DATA LISTING:
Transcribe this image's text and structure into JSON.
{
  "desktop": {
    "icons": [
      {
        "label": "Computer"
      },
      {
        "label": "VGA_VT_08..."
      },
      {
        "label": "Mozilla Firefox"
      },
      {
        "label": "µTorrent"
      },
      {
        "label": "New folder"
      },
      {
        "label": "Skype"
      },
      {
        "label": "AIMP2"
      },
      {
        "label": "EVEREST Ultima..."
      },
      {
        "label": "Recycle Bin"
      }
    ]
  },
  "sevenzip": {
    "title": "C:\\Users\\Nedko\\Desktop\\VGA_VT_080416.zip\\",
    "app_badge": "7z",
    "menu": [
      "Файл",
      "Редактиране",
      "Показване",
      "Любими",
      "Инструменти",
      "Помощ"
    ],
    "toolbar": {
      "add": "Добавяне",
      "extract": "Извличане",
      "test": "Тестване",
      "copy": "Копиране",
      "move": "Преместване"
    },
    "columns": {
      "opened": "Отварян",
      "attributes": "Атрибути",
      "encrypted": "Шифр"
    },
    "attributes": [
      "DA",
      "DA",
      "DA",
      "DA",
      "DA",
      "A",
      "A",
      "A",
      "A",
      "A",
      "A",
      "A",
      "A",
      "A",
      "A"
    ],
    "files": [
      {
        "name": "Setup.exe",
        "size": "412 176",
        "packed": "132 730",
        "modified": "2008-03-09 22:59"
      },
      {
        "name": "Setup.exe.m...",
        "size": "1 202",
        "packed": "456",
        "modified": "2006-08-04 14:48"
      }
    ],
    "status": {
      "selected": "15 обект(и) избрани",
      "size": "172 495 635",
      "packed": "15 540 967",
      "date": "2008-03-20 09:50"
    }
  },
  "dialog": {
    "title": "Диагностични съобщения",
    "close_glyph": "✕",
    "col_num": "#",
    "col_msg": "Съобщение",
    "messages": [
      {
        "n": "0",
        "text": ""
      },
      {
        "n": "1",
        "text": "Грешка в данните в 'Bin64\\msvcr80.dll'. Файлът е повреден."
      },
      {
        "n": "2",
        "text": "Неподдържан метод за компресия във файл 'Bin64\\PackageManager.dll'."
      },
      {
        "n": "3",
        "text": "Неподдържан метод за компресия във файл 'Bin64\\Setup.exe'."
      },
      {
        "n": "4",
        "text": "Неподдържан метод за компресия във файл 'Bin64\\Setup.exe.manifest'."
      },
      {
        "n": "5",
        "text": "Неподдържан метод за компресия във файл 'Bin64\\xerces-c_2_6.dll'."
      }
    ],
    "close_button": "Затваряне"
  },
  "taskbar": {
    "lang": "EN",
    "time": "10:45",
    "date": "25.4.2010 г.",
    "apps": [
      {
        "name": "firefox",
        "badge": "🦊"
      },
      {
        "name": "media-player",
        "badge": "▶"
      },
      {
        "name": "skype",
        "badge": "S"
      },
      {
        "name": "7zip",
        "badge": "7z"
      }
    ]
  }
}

WHAT TO DO:
Print the entries exactly. Include every one.

RESULT FOR THIS TASK:
Transcribe this image's text and structure into JSON.
{
  "desktop": {
    "icons": [
      {
        "label": "Computer"
      },
      {
        "label": "VGA_VT_08..."
      },
      {
        "label": "Mozilla Firefox"
      },
      {
        "label": "µTorrent"
      },
      {
        "label": "New folder"
      },
      {
        "label": "Skype"
      },
      {
        "label": "AIMP2"
      },
      {
        "label": "EVEREST Ultima..."
      },
      {
        "label": "Recycle Bin"
      }
    ]
  },
  "sevenzip": {
    "title": "C:\\Users\\Nedko\\Desktop\\VGA_VT_080416.zip\\",
    "app_badge": "7z",
    "menu": [
      "Файл",
      "Редактиране",
      "Показване",
      "Любими",
      "Инструменти",
      "Помощ"
    ],
    "toolbar": {
      "add": "Добавяне",
      "extract": "Извличане",
      "test": "Тестване",
      "copy": "Копиране",
      "move": "Преместване"
    },
    "columns": {
      "opened": "Отварян",
      "attributes": "Атрибути",
      "encrypted": "Шифр"
    },
    "attributes": [
      "DA",
      "DA",
      "DA",
      "DA",
      "DA",
      "A",
      "A",
      "A",
      "A",
      "A",
      "A",
      "A",
      "A",
      "A",
      "A"
    ],
    "files": [
      {
        "name": "Setup.exe",
        "size": "412 176",
        "packed": "132 730",
        "modified": "2008-03-09 22:59"
      },
      {
        "name": "Setup.exe.m...",
        "size": "1 202",
        "packed": "456",
        "modified": "2006-08-04 14:48"
      }
    ],
    "status": {
      "selected": "15 обект(и) избрани",
      "size": "172 495 635",
      "packed": "15 540 967",
      "date": "2008-03-20 09:50"
    }
  },
  "dialog": {
    "title": "Диагностични съобщения",
    "close_glyph": "✕",
    "col_num": "#",
    "col_msg": "Съобщение",
    "messages": [
      {
        "n": "0",
        "text": ""
      },
      {
        "n": "1",
        "text": "Грешка в данните в 'Bin64\\msvcr80.dll'. Файлът е повреден."
      },
      {
        "n": "2",
        "text": "Неподдържан метод за компресия във файл 'Bin64\\PackageManager.dll'."
      },
      {
        "n": "3",
        "text": "Неподдържан метод за компресия във файл 'Bin64\\Setup.exe'."
      },
      {
        "n": "4",
        "text": "Неподдържан метод за компресия във файл 'Bin64\\Setup.exe.manifest'."
      },
      {
        "n": "5",
        "text": "Неподдържан метод за компресия във файл 'Bin64\\xerces-c_2_6.dll'."
      }
    ],
    "close_button": "Затваряне"
  },
  "taskbar": {
    "lang": "EN",
    "time": "10:45",
    "date": "25.4.2010 г.",
    "apps": [
      {
        "name": "firefox",
        "badge": "🦊"
      },
      {
        "name": "media-player",
        "badge": "▶"
      },
      {
        "name": "skype",
        "badge": "S"
      },
      {
        "name": "7zip",
        "badge": "7z"
      }
    ]
  }
}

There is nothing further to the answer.